• **Task to complete**: Print all entries word for word.
— BEGIN Listing —
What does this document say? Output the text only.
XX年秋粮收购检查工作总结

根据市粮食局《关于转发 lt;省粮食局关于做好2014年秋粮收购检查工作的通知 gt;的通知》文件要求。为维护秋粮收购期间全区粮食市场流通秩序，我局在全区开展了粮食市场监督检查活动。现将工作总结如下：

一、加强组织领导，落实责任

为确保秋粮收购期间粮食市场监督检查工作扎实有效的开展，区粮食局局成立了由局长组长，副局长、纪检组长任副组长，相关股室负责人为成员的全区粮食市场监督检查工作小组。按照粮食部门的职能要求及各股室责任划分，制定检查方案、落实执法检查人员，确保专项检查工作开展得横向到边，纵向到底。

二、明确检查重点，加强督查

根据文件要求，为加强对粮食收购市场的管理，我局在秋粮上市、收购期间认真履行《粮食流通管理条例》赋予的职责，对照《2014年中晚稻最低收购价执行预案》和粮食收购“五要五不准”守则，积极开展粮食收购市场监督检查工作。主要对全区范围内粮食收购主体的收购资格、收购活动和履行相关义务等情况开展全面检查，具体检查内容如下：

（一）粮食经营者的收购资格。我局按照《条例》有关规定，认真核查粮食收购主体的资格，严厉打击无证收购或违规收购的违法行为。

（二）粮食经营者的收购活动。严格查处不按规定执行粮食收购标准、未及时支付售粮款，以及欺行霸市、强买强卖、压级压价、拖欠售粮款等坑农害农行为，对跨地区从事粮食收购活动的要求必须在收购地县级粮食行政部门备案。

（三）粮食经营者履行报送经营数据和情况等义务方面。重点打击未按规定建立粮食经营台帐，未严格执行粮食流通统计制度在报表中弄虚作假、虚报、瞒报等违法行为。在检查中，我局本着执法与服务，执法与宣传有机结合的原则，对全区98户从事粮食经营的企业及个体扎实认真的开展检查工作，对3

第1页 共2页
— END Listing —
• **Output**:
What does this document say? Output the text only.
XX年秋粮收购检查工作总结

根据市粮食局《关于转发 lt;省粮食局关于做好2014年秋粮收购检查工作的通知 gt;的通知》文件要求。为维护秋粮收购期间全区粮食市场流通秩序，我局在全区开展了粮食市场监督检查活动。现将工作总结如下：

一、加强组织领导，落实责任

为确保秋粮收购期间粮食市场监督检查工作扎实有效的开展，区粮食局局成立了由局长组长，副局长、纪检组长任副组长，相关股室负责人为成员的全区粮食市场监督检查工作小组。按照粮食部门的职能要求及各股室责任划分，制定检查方案、落实执法检查人员，确保专项检查工作开展得横向到边，纵向到底。

二、明确检查重点，加强督查

根据文件要求，为加强对粮食收购市场的管理，我局在秋粮上市、收购期间认真履行《粮食流通管理条例》赋予的职责，对照《2014年中晚稻最低收购价执行预案》和粮食收购“五要五不准”守则，积极开展粮食收购市场监督检查工作。主要对全区范围内粮食收购主体的收购资格、收购活动和履行相关义务等情况开展全面检查，具体检查内容如下：

（一）粮食经营者的收购资格。我局按照《条例》有关规定，认真核查粮食收购主体的资格，严厉打击无证收购或违规收购的违法行为。

（二）粮食经营者的收购活动。严格查处不按规定执行粮食收购标准、未及时支付售粮款，以及欺行霸市、强买强卖、压级压价、拖欠售粮款等坑农害农行为，对跨地区从事粮食收购活动的要求必须在收购地县级粮食行政部门备案。

（三）粮食经营者履行报送经营数据和情况等义务方面。重点打击未按规定建立粮食经营台帐，未严格执行粮食流通统计制度在报表中弄虚作假、虚报、瞒报等违法行为。在检查中，我局本着执法与服务，执法与宣传有机结合的原则，对全区98户从事粮食经营的企业及个体扎实认真的开展检查工作，对3

第1页 共2页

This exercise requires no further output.